• **Written task A**
In the article on colcha embroidery, what does the word "colcha" mean?
• **Written task B**
Translate this sentence from the colcha embroidery article into Spanish: "All forms of needlework are found on every continent, in every country."
• **Written task C**
Please go on with the article on colcha embroidery from where it stops.

>> begin Page

It’s only one simple couching stitch; you're just making an anchor, pulling a single thread back to the right-hand side of where your design is and tacking it down. For centuries, this …
It’s only one simple couching stitch; you're just making an anchor, pulling a single thread back to the right-hand side of where your design is and tacking it down. For centuries, this uncomplicated sewing technique has defined Spanish embroidery in Northern New Mexico. Its beginnings were born of necessity.
In Colonial times, and even earlier, many people living in the Río Grande Valley were isolated and had limited materials for patching blankets.
“Colcha (“bed covering”) really lends itself to working in low light, maybe by fireplace at night,” describes colcha embroider and workshop instructor Connie Fernandez of Taos. “It is so easy once you start. It's repetitive. You don't have to think about it. You don't have to go and check where you placed the last stitch. How many rows over? None of that. You can work five minutes, put it down, do what you have to do, come back to it again later. It made sense to stitch this way in Colonial times.”
The origin of Spanish colcha embroidery has various interpretations. All forms of needlework are found on every continent, in every country. It's universal. The colcha stitch is similar to the ancient Romanian “bokhara” couching stitch. But when we come to Northern New Mexico, we're talking about the churro wool and natural dyes that were available in Colonial times. Vibrant colcha embroidery could be found throughout the entire boundary-void area of Spanish colonization from Southern New Mexico to Southern Colorado.
“The most logical story about the beginning of colcha embroidery in New Mexico,” informs local colcha embroider Irene Brandtner de Martínez, “is that the wool blankets developed holes, which were caused by moths or wear. The ladies would embroider a flower or an animal to cover the hole. With time, the blanket became a thing of beauty.”

>> end Page
>> begin Record set

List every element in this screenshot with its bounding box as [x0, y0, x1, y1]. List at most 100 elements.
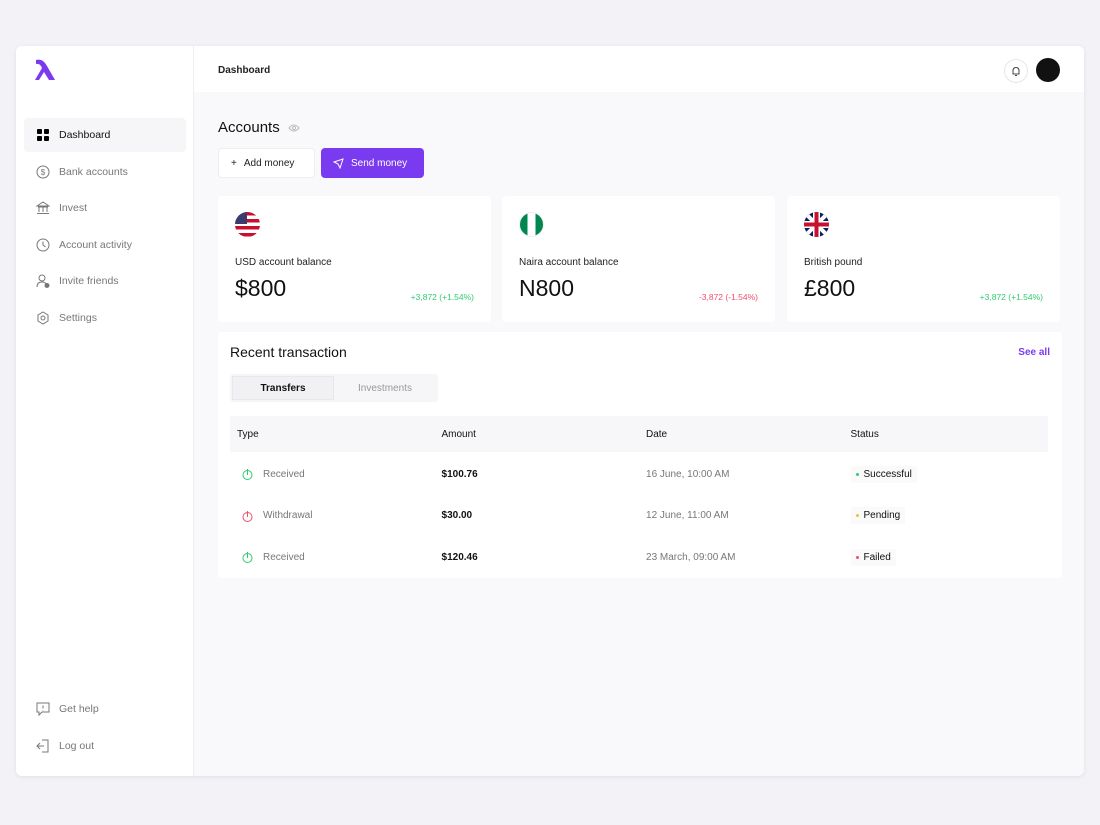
see-all-link[interactable]: See all — [1018, 347, 1050, 358]
send-icon — [333, 157, 344, 169]
status-cell: Pending — [844, 507, 1049, 524]
column-header: Status — [850, 428, 879, 440]
card-label: British pound — [804, 257, 863, 268]
column-header: Amount — [441, 428, 476, 440]
card-label: Naira account balance — [519, 257, 619, 268]
gear-icon — [37, 310, 49, 325]
tab-transfers[interactable]: Transfers — [232, 376, 334, 400]
section-title: Recent transaction — [230, 344, 347, 360]
add-money-label: Add money — [243, 157, 295, 169]
amount-cell: $100.76 — [441, 468, 478, 480]
arrow-down-icon — [242, 469, 253, 480]
status-dot — [855, 472, 859, 476]
sidebar-item-label: Bank accounts — [59, 165, 128, 178]
sidebar-item-log-out[interactable]: Log out — [24, 729, 186, 763]
transaction-tabs: Transfers Investments — [230, 374, 438, 402]
gb-flag-icon — [804, 212, 829, 237]
notifications-button[interactable] — [1004, 59, 1028, 83]
clock-icon — [36, 238, 50, 251]
status-dot — [855, 514, 859, 517]
date-cell: 12 June, 11:00 AM — [646, 510, 729, 521]
amount-cell: $30.00 — [441, 510, 473, 521]
status-cell: Successful — [844, 465, 1049, 483]
sidebar-item-dashboard[interactable]: Dashboard — [24, 118, 186, 152]
status-label: Pending — [863, 510, 901, 521]
us-flag-icon — [235, 212, 260, 237]
type-cell: Withdrawal — [230, 510, 435, 522]
sidebar-item-label: Account activity — [59, 238, 132, 251]
ng-flag-icon — [519, 212, 544, 237]
amount-cell: $120.46 — [441, 551, 478, 563]
sidebar-item-settings[interactable]: Settings — [24, 301, 186, 335]
eye-icon[interactable] — [288, 122, 300, 134]
tab-investments[interactable]: Investments — [358, 382, 412, 394]
date-cell: 23 March, 09:00 AM — [646, 551, 736, 563]
status-dot — [855, 555, 859, 559]
table-row[interactable]: Received $100.76 16 June, 10:00 AM Succe… — [230, 454, 1048, 494]
type-label: Withdrawal — [263, 510, 313, 521]
status-badge: Successful — [850, 465, 917, 483]
card-change: -3,872 (-1.54%) — [698, 292, 758, 302]
bank-icon — [36, 201, 50, 214]
recent-transactions: Recent transaction See all Transfers Inv… — [218, 332, 1062, 578]
top-bar: Dashboard — [194, 46, 1084, 92]
status-label: Successful — [863, 468, 912, 480]
sidebar-item-bank-accounts[interactable]: $ Bank accounts — [24, 155, 186, 189]
sidebar: Dashboard $ Bank accounts Invest Account … — [16, 46, 194, 776]
card-change: +3,872 (+1.54%) — [979, 292, 1043, 302]
logo[interactable] — [34, 58, 56, 87]
send-money-button[interactable]: Send money — [321, 148, 424, 178]
sidebar-item-label: Invest — [59, 202, 88, 214]
date-cell: 16 June, 10:00 AM — [646, 468, 730, 480]
breadcrumb: Dashboard — [218, 65, 271, 76]
help-icon — [36, 702, 50, 716]
table-row[interactable]: Withdrawal $30.00 12 June, 11:00 AM Pend… — [230, 496, 1048, 536]
send-money-label: Send money — [351, 157, 408, 169]
card-change: +3,872 (+1.54%) — [410, 292, 474, 302]
arrow-up-icon — [242, 510, 253, 522]
avatar[interactable] — [1036, 58, 1060, 82]
user-plus-icon — [36, 274, 50, 288]
table-header: Type Amount Date Status — [230, 416, 1048, 452]
type-label: Received — [263, 551, 305, 563]
type-cell: Received — [230, 551, 435, 563]
plus-icon: + — [231, 157, 237, 169]
sidebar-item-label: Dashboard — [59, 129, 111, 141]
dollar-icon: $ — [36, 165, 50, 178]
sidebar-bottom: Get help Log out — [24, 692, 186, 765]
type-label: Received — [263, 468, 305, 480]
page-title: Accounts — [218, 119, 280, 136]
account-card-naira[interactable]: Naira account balance N800 -3,872 (-1.54… — [502, 196, 775, 322]
sidebar-item-label: Invite friends — [59, 275, 119, 287]
sidebar-item-label: Settings — [59, 311, 97, 324]
table-row[interactable]: Received $120.46 23 March, 09:00 AM Fail… — [230, 537, 1048, 577]
sidebar-item-get-help[interactable]: Get help — [24, 692, 186, 726]
accounts-heading: Accounts — [218, 119, 300, 136]
app-window: Dashboard $ Bank accounts Invest Account … — [16, 46, 1084, 776]
account-card-usd[interactable]: USD account balance $800 +3,872 (+1.54%) — [218, 196, 491, 322]
sidebar-nav: Dashboard $ Bank accounts Invest Account … — [24, 118, 186, 337]
status-cell: Failed — [844, 548, 1049, 566]
sidebar-item-account-activity[interactable]: Account activity — [24, 228, 186, 262]
sidebar-item-label: Log out — [59, 739, 95, 752]
logout-icon — [36, 739, 49, 752]
svg-text:$: $ — [41, 168, 46, 177]
column-header: Type — [237, 428, 259, 440]
add-money-button[interactable]: + Add money — [218, 148, 315, 178]
column-header: Date — [646, 428, 668, 440]
card-balance: £800 — [804, 275, 856, 301]
grid-icon — [37, 129, 49, 141]
bell-icon — [1012, 66, 1020, 76]
status-badge: Failed — [850, 548, 896, 566]
sidebar-item-invite-friends[interactable]: Invite friends — [24, 264, 186, 298]
arrow-down-icon — [242, 552, 253, 563]
sidebar-item-invest[interactable]: Invest — [24, 191, 186, 225]
card-balance: $800 — [235, 275, 287, 301]
sidebar-item-label: Get help — [59, 703, 99, 715]
type-cell: Received — [230, 468, 435, 480]
card-label: USD account balance — [235, 257, 332, 268]
status-badge: Pending — [850, 507, 906, 524]
account-card-gbp[interactable]: British pound £800 +3,872 (+1.54%) — [787, 196, 1060, 322]
card-balance: N800 — [519, 275, 574, 301]
status-label: Failed — [863, 551, 891, 563]
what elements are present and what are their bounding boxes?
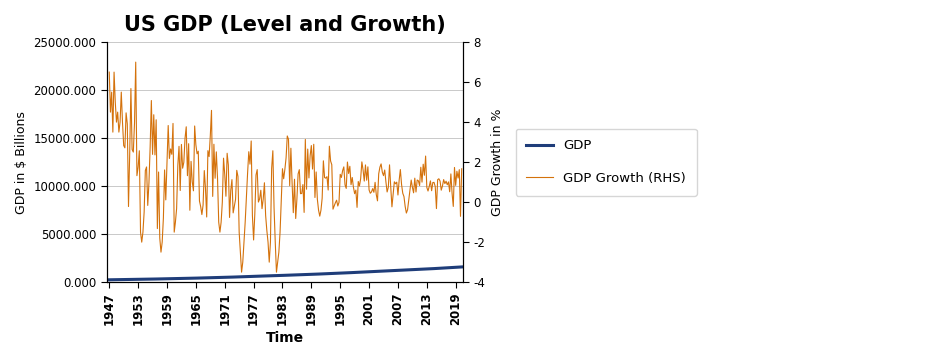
Y-axis label: GDP Growth in %: GDP Growth in % xyxy=(491,108,504,216)
Legend: GDP, GDP Growth (RHS): GDP, GDP Growth (RHS) xyxy=(516,129,697,195)
GDP Growth (RHS) xyxy=(162,160,173,164)
Title: US GDP (Level and Growth): US GDP (Level and Growth) xyxy=(124,15,446,35)
GDP Growth (RHS) xyxy=(228,211,239,215)
GDP xyxy=(213,275,224,280)
GDP xyxy=(126,277,137,282)
GDP Growth (RHS) xyxy=(215,230,226,234)
GDP xyxy=(402,268,413,272)
GDP Growth (RHS) xyxy=(375,165,386,169)
Line: GDP: GDP xyxy=(109,267,462,280)
X-axis label: Time: Time xyxy=(265,331,304,345)
GDP Growth (RHS) xyxy=(404,188,415,192)
Y-axis label: GDP in $ Billions: GDP in $ Billions xyxy=(15,111,28,213)
GDP Growth (RHS) xyxy=(456,167,467,171)
Line: GDP Growth (RHS): GDP Growth (RHS) xyxy=(109,62,462,272)
GDP xyxy=(456,265,467,269)
GDP Growth (RHS) xyxy=(104,70,115,74)
GDP xyxy=(227,275,238,279)
GDP Growth (RHS) xyxy=(126,86,137,91)
GDP Growth (RHS) xyxy=(236,270,247,274)
GDP Growth (RHS) xyxy=(130,60,142,64)
GDP xyxy=(104,278,115,282)
GDP xyxy=(160,276,171,281)
GDP xyxy=(372,269,383,274)
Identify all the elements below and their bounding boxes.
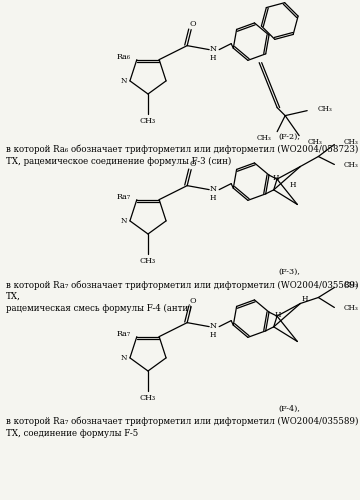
Text: O: O bbox=[190, 20, 197, 28]
Text: Ra₇: Ra₇ bbox=[117, 330, 131, 338]
Text: H: H bbox=[210, 330, 216, 338]
Text: в которой Ra₆ обозначает трифторметил или дифторметил (WO2004/058723) +: в которой Ra₆ обозначает трифторметил ил… bbox=[6, 145, 360, 154]
Text: (F-3),: (F-3), bbox=[278, 268, 300, 276]
Text: CH₃: CH₃ bbox=[307, 138, 322, 145]
Text: CH₃: CH₃ bbox=[317, 104, 332, 112]
Text: CH₃: CH₃ bbox=[140, 257, 156, 265]
Text: CH₃: CH₃ bbox=[343, 304, 358, 312]
Text: TX, рацемическое соединение формулы F-3 (син): TX, рацемическое соединение формулы F-3 … bbox=[6, 157, 231, 166]
Text: (F-4),: (F-4), bbox=[278, 405, 300, 413]
Text: TX, соединение формулы F-5: TX, соединение формулы F-5 bbox=[6, 429, 138, 438]
Text: TX,: TX, bbox=[6, 292, 21, 301]
Text: H: H bbox=[273, 174, 279, 182]
Text: CH₃: CH₃ bbox=[343, 282, 358, 290]
Text: H: H bbox=[290, 181, 296, 189]
Text: N: N bbox=[210, 322, 217, 330]
Text: N: N bbox=[121, 217, 127, 225]
Text: CH₃: CH₃ bbox=[140, 394, 156, 402]
Text: H: H bbox=[301, 296, 308, 304]
Text: Ra₆: Ra₆ bbox=[117, 52, 131, 60]
Text: N: N bbox=[210, 184, 217, 192]
Text: (F-2),: (F-2), bbox=[278, 133, 300, 141]
Text: CH₃: CH₃ bbox=[256, 134, 271, 141]
Text: N: N bbox=[121, 77, 127, 85]
Text: H: H bbox=[210, 54, 216, 62]
Text: H: H bbox=[274, 311, 281, 319]
Text: CH₃: CH₃ bbox=[343, 162, 358, 170]
Text: Ra₇: Ra₇ bbox=[117, 192, 131, 200]
Text: H: H bbox=[210, 194, 216, 202]
Text: O: O bbox=[190, 160, 197, 168]
Text: рацемическая смесь формулы F-4 (анти): рацемическая смесь формулы F-4 (анти) bbox=[6, 304, 192, 313]
Text: N: N bbox=[121, 354, 127, 362]
Text: в которой Ra₇ обозначает трифторметил или дифторметил (WO2004/035589) +: в которой Ra₇ обозначает трифторметил ил… bbox=[6, 280, 360, 289]
Text: CH₃: CH₃ bbox=[343, 138, 358, 146]
Text: O: O bbox=[190, 296, 197, 304]
Text: в которой Ra₇ обозначает трифторметил или дифторметил (WO2004/035589) +: в которой Ra₇ обозначает трифторметил ил… bbox=[6, 417, 360, 426]
Text: N: N bbox=[210, 44, 217, 52]
Text: CH₃: CH₃ bbox=[140, 117, 156, 125]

>> end Record set

• **Task result A**
Bed covering.

• **Task result B**
Todas las formas de labores de aguja se encuentran en todos los continentes, en todos los países.

• **Task result C**
“The use of the word colcha (in the Río Grande Valley) for these embroideries started in the 1930s with Anglo women’s interest in the colorful embroideries,” adds Brandtner de Martínez.
When you trace its global history, Fernandez says you will find pieces of what would be colcha-style embroidery in Spain and Portugal. “You can look at pieces in other countries going out from there. Then you look at central South America, you look at Mexico, you look at people from Spain, Portugal and from other areas going into Mexico and eventually coming up the Camino Real and settling here,” she explains. “They're bringing memories with them. They're bringing practices and designs that were taught to them.”
Both of Fernandez’s grandmothers did embroidery, but not colcha. “It was just part of life. All my dresses were made from flour sacks when I was little,” she recalls from her years growing up in Connecticut.
Using her knowledge of other forms of embroidery gleaned from her grandmothers, Fernandez really began to experiment with colcha in the early 1990s after retiring from a 43-year teaching career in California and Colorado. She picked a lot of it up on her own and after moving to New Mexico, had more time to devote to her new passion.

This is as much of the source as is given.